#### [Task to carry out]
Copy the data that follows, character for character, minus the pictures.

___ Listed entries

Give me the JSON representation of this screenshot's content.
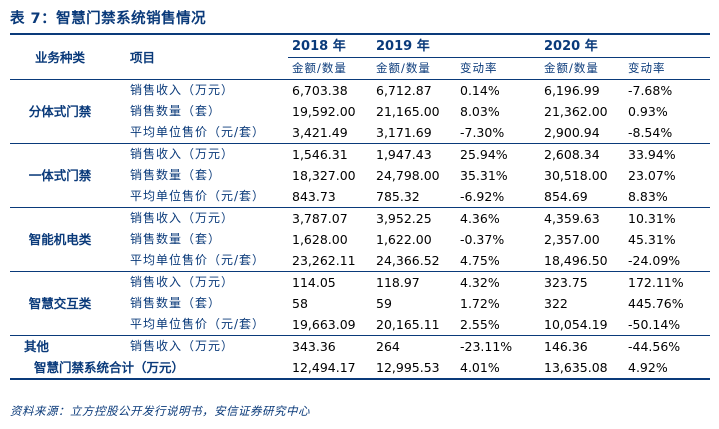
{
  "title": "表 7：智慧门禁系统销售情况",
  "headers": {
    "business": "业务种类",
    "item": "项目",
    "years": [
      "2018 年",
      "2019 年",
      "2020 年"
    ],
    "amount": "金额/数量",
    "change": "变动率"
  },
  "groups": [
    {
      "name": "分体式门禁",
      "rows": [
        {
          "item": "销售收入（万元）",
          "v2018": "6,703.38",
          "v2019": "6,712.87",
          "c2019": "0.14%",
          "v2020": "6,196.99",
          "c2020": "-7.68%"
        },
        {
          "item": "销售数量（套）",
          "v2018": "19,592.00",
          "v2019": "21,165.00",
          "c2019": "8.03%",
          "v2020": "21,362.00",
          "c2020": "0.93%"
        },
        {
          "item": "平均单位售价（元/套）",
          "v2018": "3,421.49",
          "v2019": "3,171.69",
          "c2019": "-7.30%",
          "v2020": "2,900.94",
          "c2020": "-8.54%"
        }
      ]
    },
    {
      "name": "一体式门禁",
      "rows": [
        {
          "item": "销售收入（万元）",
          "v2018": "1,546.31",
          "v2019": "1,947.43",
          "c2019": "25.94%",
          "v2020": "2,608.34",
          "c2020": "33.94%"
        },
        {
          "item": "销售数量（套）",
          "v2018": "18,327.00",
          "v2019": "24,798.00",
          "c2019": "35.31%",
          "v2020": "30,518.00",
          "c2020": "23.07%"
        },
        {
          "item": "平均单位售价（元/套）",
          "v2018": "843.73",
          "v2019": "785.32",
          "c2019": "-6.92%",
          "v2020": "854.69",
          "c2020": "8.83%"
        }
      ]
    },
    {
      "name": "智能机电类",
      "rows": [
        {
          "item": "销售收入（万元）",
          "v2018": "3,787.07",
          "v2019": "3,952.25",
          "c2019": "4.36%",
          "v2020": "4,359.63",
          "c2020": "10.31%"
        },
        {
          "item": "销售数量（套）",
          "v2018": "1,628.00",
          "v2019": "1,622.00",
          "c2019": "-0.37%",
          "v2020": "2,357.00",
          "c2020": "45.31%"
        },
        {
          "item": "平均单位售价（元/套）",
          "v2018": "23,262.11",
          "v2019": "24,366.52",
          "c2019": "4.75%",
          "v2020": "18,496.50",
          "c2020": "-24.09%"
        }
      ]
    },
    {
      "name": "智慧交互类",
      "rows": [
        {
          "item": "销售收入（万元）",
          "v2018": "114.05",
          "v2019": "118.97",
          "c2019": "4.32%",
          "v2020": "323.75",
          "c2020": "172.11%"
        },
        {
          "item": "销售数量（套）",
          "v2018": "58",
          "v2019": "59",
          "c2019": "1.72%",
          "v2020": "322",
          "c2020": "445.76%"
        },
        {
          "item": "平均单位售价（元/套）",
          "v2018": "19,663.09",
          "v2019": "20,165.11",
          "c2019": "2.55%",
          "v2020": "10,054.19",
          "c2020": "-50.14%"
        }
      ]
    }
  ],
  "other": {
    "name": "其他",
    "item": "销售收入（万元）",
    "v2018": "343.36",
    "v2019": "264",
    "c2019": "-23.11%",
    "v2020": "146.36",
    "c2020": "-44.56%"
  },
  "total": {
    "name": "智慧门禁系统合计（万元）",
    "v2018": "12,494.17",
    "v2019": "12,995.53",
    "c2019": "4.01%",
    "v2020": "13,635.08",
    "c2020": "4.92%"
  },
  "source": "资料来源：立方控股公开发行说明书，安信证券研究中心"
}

______

#### [Task output]
Give me the JSON representation of this screenshot's content.
{
  "title": "表 7：智慧门禁系统销售情况",
  "headers": {
    "business": "业务种类",
    "item": "项目",
    "years": [
      "2018 年",
      "2019 年",
      "2020 年"
    ],
    "amount": "金额/数量",
    "change": "变动率"
  },
  "groups": [
    {
      "name": "分体式门禁",
      "rows": [
        {
          "item": "销售收入（万元）",
          "v2018": "6,703.38",
          "v2019": "6,712.87",
          "c2019": "0.14%",
          "v2020": "6,196.99",
          "c2020": "-7.68%"
        },
        {
          "item": "销售数量（套）",
          "v2018": "19,592.00",
          "v2019": "21,165.00",
          "c2019": "8.03%",
          "v2020": "21,362.00",
          "c2020": "0.93%"
        },
        {
          "item": "平均单位售价（元/套）",
          "v2018": "3,421.49",
          "v2019": "3,171.69",
          "c2019": "-7.30%",
          "v2020": "2,900.94",
          "c2020": "-8.54%"
        }
      ]
    },
    {
      "name": "一体式门禁",
      "rows": [
        {
          "item": "销售收入（万元）",
          "v2018": "1,546.31",
          "v2019": "1,947.43",
          "c2019": "25.94%",
          "v2020": "2,608.34",
          "c2020": "33.94%"
        },
        {
          "item": "销售数量（套）",
          "v2018": "18,327.00",
          "v2019": "24,798.00",
          "c2019": "35.31%",
          "v2020": "30,518.00",
          "c2020": "23.07%"
        },
        {
          "item": "平均单位售价（元/套）",
          "v2018": "843.73",
          "v2019": "785.32",
          "c2019": "-6.92%",
          "v2020": "854.69",
          "c2020": "8.83%"
        }
      ]
    },
    {
      "name": "智能机电类",
      "rows": [
        {
          "item": "销售收入（万元）",
          "v2018": "3,787.07",
          "v2019": "3,952.25",
          "c2019": "4.36%",
          "v2020": "4,359.63",
          "c2020": "10.31%"
        },
        {
          "item": "销售数量（套）",
          "v2018": "1,628.00",
          "v2019": "1,622.00",
          "c2019": "-0.37%",
          "v2020": "2,357.00",
          "c2020": "45.31%"
        },
        {
          "item": "平均单位售价（元/套）",
          "v2018": "23,262.11",
          "v2019": "24,366.52",
          "c2019": "4.75%",
          "v2020": "18,496.50",
          "c2020": "-24.09%"
        }
      ]
    },
    {
      "name": "智慧交互类",
      "rows": [
        {
          "item": "销售收入（万元）",
          "v2018": "114.05",
          "v2019": "118.97",
          "c2019": "4.32%",
          "v2020": "323.75",
          "c2020": "172.11%"
        },
        {
          "item": "销售数量（套）",
          "v2018": "58",
          "v2019": "59",
          "c2019": "1.72%",
          "v2020": "322",
          "c2020": "445.76%"
        },
        {
          "item": "平均单位售价（元/套）",
          "v2018": "19,663.09",
          "v2019": "20,165.11",
          "c2019": "2.55%",
          "v2020": "10,054.19",
          "c2020": "-50.14%"
        }
      ]
    }
  ],
  "other": {
    "name": "其他",
    "item": "销售收入（万元）",
    "v2018": "343.36",
    "v2019": "264",
    "c2019": "-23.11%",
    "v2020": "146.36",
    "c2020": "-44.56%"
  },
  "total": {
    "name": "智慧门禁系统合计（万元）",
    "v2018": "12,494.17",
    "v2019": "12,995.53",
    "c2019": "4.01%",
    "v2020": "13,635.08",
    "c2020": "4.92%"
  },
  "source": "资料来源：立方控股公开发行说明书，安信证券研究中心"
}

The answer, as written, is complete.